▸ **Text shown**
Florida: Gov. Scott signs tax cut package into law
On April 13, 2016, Florida’s Gov. Rick Scott signed a tax bill into law, HB 7099, that contained cuts that the Tampa Bay Times characterized as “modest” and “downsized.”
But Gov. Scott did not appear to take that position. In an April 15, 2016, press release, he attributed much of Florida’s success to the tax cuts of “more than $1 billion over the last two years.” He applauded Florida businesses, which have created 36,900 private-sector jobs since January, and the 3.2 percent annual private-sector job growth rate that has consistently exceeded the nation’s four straight years. In addition, since last March, Florida businesses created 225,300 new private-sector jobs, and since 2010, the number of new jobs is 1,061,700, and the March 2016 unemployment rate dropped to 4.9 percent, down from 10.7 percent in December 2010.
Some of the provisions contained in HB 7099 include:
- A three-day “back-to-school” sales tax holiday from August 5, 2016, to August 7, 2016, for clothing and footwear costing $60 or less, and school supplies costing less than $15;
- Adoption of the Internal Revenue Code as of January 1, 2016, for purposes of corporate income tax, and its decoupling from certain federal bonus depreciation provisions;
- Changes to corporate income tax filing dates and estimated payment due dates to conform to those made to the federal corporate tax;
- Appropriations of $330,356 in nonrecurring funds for fiscal year 2016-17 from the General Revenue Fund to the Department of Revenue to administer the sales tax holiday and the changes to the corporate return and estimated payment due dates;
- Making permanent the sales tax exemption for machinery and equipment used in manufacturing, and providing for exemptions for machinery and equipment used in agricultural post-harvest activities or used by metal recyclers;
- Allowing the local option economic development property tax exemption for replacement data center equipment, and extends the length of the exemption from 10 to 20 years for such equipment;
- Allowing purchasers of airplanes to retain an airplane in Florida while waiting for the airplane to be registered in a foreign country without having to pay sales tax;
- Phasing out, over three years, the indexed sales tax on asphalt used for government projects.

▸ **Problems**
A. In the Florida tax cut article, what cap applies to school supplies during the back-to-school sales tax holiday?
B. Please pick up the Florida tax cut article after its last sentence and continue writing it.

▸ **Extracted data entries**
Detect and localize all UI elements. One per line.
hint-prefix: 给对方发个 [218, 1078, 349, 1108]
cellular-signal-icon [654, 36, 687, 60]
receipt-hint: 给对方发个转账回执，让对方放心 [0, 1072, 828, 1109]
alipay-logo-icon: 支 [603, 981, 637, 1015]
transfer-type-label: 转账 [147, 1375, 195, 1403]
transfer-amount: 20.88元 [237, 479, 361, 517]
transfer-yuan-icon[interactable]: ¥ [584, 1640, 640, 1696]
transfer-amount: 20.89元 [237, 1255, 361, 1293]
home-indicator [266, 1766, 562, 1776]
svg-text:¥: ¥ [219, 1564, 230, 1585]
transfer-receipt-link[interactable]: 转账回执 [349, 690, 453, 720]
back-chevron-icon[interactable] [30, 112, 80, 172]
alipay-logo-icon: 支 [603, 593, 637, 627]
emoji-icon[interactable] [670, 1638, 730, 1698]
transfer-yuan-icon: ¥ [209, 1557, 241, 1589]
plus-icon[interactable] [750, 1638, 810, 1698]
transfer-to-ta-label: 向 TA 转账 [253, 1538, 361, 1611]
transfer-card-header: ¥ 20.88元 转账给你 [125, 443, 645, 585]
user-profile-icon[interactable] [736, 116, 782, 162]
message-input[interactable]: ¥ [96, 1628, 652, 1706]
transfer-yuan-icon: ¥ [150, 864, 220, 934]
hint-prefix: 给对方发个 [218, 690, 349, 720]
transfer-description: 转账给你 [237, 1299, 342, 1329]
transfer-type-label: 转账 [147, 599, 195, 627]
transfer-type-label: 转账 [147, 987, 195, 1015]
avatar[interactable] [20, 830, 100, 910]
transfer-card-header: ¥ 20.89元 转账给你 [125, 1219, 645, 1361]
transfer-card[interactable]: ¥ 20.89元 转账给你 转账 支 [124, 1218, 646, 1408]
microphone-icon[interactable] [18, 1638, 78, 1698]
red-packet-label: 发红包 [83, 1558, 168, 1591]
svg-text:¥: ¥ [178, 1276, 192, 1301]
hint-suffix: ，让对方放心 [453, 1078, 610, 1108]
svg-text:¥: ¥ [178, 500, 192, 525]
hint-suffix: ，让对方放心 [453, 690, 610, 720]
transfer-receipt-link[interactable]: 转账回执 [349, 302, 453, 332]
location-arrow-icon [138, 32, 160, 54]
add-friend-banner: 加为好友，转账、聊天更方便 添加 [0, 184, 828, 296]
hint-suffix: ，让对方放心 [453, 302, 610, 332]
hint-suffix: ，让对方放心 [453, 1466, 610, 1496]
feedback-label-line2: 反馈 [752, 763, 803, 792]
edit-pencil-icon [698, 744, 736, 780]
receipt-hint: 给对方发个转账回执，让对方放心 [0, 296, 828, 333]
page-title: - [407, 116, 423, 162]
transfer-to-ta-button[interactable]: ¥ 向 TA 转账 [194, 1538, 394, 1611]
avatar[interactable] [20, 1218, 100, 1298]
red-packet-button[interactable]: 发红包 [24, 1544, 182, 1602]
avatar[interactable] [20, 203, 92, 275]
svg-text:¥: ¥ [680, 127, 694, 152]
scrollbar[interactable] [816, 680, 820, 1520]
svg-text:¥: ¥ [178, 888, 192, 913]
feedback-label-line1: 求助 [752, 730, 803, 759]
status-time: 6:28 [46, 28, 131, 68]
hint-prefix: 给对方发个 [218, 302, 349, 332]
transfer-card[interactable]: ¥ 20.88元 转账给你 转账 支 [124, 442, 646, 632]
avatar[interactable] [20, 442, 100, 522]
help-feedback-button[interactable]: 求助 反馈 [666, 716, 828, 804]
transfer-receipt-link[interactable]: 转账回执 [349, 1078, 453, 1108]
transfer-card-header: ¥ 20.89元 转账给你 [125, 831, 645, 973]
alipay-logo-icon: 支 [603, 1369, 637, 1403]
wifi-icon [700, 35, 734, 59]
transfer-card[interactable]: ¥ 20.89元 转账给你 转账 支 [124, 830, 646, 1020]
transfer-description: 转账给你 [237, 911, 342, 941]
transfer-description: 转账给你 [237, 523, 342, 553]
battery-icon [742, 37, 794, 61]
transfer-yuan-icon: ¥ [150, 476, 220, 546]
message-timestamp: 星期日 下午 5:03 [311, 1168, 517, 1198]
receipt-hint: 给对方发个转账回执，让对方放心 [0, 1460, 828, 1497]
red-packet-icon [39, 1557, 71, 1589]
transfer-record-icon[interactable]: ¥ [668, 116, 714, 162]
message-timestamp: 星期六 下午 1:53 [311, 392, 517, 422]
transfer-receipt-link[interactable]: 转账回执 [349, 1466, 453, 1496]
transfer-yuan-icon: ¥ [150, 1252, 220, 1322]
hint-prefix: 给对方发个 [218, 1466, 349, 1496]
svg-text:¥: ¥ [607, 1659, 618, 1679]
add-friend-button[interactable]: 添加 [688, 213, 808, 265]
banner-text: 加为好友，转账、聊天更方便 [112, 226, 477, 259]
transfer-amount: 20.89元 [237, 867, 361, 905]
...
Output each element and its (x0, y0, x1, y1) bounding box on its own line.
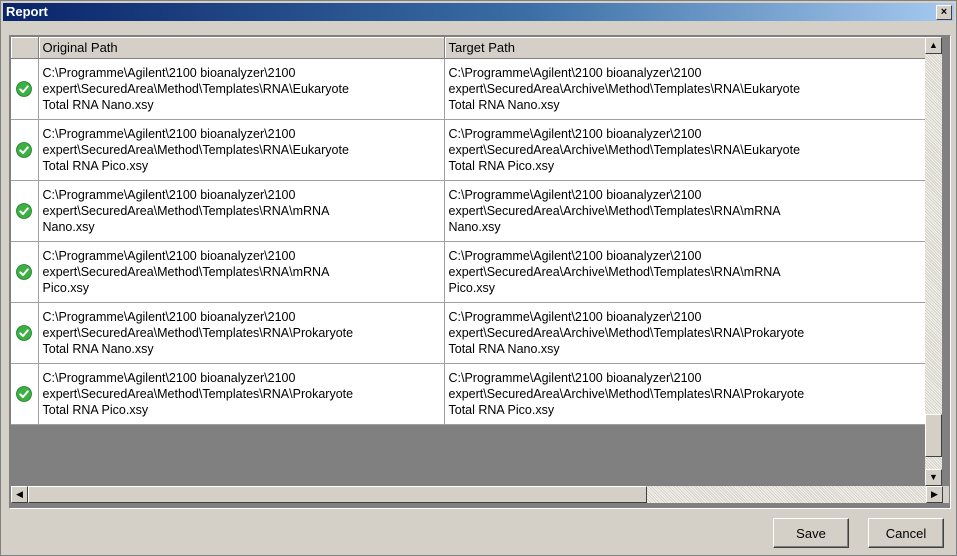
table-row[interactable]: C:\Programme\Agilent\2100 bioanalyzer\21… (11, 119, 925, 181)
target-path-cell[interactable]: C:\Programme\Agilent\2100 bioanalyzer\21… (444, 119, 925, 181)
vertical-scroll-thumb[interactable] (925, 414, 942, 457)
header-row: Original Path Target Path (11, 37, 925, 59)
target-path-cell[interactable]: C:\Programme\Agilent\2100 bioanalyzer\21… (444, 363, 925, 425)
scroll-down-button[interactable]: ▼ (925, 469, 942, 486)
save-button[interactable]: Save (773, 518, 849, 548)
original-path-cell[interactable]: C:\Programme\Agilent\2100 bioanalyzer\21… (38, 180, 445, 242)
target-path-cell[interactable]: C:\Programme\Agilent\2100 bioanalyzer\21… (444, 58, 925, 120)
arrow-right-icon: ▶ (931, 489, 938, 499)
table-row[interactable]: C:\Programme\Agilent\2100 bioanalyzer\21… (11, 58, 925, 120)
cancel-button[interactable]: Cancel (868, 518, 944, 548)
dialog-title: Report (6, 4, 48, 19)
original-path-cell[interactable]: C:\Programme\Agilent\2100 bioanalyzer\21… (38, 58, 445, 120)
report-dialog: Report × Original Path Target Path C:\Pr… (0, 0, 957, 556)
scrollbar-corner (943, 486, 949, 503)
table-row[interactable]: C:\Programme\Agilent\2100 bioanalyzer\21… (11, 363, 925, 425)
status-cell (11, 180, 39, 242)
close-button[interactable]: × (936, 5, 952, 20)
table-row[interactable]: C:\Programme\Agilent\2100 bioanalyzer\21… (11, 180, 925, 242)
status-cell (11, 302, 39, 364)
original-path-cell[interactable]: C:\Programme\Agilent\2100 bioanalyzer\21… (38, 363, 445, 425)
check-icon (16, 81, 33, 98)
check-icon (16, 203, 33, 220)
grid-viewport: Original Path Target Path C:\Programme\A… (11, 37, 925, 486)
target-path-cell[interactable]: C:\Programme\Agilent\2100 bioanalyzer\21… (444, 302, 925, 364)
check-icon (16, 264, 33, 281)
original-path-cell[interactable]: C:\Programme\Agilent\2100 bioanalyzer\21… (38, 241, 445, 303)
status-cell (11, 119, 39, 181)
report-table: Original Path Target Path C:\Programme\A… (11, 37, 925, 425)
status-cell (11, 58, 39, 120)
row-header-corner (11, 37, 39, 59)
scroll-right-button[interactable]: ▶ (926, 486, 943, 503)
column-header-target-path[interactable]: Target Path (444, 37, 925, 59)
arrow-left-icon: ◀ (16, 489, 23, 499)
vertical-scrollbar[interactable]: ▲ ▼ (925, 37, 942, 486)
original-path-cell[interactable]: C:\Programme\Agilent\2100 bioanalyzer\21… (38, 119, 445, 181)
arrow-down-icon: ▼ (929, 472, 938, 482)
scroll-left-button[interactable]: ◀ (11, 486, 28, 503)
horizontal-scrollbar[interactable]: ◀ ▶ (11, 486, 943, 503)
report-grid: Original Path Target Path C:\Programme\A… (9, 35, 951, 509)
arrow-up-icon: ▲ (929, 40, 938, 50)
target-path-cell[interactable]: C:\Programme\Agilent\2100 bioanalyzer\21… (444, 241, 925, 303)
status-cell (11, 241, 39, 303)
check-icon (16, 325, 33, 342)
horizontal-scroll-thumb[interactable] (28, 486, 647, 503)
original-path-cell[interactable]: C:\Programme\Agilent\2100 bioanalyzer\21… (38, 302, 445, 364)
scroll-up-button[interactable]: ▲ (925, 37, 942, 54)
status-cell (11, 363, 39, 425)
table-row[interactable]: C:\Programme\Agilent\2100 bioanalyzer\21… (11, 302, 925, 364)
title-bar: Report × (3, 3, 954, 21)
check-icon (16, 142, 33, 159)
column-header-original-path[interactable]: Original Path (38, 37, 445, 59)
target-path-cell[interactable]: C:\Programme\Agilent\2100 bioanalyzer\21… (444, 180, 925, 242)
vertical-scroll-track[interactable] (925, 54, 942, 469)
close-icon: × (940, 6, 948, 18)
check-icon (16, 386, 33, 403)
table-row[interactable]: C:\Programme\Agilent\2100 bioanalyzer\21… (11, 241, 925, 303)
...
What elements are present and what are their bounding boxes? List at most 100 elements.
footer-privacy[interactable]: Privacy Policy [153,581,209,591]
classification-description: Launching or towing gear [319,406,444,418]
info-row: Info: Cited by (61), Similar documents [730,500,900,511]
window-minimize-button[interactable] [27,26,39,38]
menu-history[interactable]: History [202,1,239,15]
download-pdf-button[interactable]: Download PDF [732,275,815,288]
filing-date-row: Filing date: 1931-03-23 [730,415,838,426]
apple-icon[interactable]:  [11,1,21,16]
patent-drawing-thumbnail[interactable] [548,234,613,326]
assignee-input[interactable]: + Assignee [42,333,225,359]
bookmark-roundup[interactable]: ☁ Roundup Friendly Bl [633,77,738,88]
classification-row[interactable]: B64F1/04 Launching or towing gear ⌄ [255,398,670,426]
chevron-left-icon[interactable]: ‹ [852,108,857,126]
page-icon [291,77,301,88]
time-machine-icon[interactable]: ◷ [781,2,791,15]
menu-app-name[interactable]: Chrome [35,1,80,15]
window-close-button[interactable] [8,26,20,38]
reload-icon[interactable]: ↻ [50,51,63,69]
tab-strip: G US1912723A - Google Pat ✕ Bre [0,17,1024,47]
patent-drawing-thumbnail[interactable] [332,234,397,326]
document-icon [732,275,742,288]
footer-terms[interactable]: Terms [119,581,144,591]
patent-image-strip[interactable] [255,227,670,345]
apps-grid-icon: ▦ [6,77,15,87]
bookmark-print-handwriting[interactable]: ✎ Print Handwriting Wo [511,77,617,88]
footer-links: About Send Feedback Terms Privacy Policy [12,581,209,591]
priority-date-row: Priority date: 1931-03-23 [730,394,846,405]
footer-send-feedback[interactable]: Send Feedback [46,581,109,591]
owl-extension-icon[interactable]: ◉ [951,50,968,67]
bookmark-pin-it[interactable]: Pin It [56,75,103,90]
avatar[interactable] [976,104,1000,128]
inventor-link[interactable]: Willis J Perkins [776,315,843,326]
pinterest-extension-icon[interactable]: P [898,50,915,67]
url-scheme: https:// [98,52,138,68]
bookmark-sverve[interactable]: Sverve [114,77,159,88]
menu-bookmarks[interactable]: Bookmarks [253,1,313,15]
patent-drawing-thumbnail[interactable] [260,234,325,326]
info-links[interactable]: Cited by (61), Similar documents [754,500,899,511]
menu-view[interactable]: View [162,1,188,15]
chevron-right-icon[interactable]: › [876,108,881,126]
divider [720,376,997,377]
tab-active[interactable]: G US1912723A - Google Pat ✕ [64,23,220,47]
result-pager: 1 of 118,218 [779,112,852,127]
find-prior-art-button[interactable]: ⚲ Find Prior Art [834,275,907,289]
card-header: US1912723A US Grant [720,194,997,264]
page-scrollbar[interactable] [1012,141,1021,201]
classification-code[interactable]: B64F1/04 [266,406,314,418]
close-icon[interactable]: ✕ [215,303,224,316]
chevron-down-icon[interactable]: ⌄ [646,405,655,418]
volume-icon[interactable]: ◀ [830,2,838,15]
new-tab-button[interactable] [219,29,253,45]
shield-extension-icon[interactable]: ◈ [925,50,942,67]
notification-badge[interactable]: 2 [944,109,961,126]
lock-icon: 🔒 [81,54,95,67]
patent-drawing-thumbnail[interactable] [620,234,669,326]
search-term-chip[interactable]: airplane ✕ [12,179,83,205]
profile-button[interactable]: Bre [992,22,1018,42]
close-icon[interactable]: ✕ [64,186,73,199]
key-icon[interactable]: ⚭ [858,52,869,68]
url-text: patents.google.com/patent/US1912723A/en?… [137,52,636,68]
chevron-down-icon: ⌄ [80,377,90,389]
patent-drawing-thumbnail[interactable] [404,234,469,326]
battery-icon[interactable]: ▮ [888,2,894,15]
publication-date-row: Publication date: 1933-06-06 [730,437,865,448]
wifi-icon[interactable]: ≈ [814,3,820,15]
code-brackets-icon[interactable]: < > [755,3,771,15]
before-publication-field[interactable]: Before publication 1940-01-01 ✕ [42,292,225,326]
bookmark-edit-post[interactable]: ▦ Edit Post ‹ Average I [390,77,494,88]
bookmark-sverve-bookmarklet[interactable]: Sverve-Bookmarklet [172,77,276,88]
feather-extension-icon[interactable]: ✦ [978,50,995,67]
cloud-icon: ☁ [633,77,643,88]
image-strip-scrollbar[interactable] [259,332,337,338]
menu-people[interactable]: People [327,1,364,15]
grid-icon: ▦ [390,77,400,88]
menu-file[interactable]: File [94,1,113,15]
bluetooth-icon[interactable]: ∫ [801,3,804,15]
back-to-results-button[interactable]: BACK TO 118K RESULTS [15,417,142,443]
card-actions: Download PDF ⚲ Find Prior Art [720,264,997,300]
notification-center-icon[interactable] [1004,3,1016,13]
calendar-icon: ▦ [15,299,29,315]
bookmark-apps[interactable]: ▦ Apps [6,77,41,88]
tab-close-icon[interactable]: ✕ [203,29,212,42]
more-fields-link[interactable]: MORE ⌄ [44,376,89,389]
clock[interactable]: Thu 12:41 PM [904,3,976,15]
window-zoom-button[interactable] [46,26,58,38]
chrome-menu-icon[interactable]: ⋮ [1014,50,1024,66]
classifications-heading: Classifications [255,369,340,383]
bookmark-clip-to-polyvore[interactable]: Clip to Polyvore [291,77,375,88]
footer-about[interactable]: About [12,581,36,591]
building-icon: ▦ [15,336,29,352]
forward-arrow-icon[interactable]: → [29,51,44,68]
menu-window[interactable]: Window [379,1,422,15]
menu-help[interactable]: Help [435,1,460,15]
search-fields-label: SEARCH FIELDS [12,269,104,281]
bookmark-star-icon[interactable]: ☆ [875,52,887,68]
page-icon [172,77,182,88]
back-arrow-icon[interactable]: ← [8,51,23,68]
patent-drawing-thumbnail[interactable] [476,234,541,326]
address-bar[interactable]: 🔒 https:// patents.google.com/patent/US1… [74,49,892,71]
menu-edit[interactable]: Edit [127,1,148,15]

▸ **Task-by-task answers**
A. School supplies must cost less than $15.

B.
The effective date for all of these measures is July 1, 2016.
The Times article noted, perhaps hyperbolically, that Gov. Scott’s $1 billion number is “much-disputed.” The paper cited Republican Senator Tom Lee’s argument that that while the tax cuts “technically" reached the $1 billion goal, this was only after including a $428 million rollback in local property taxes to pay for schools – an idea that Scott strongly opposed when senators first proposed it.
When the legislature passed the budget in March, the Miami Herald reported the somewhat historic vote: only one republican, Rep. John Tobia of Melbourne Beach voted against the budget, and for the first time in memory, every Democrat in both houses voted for the budget, written by Republicans.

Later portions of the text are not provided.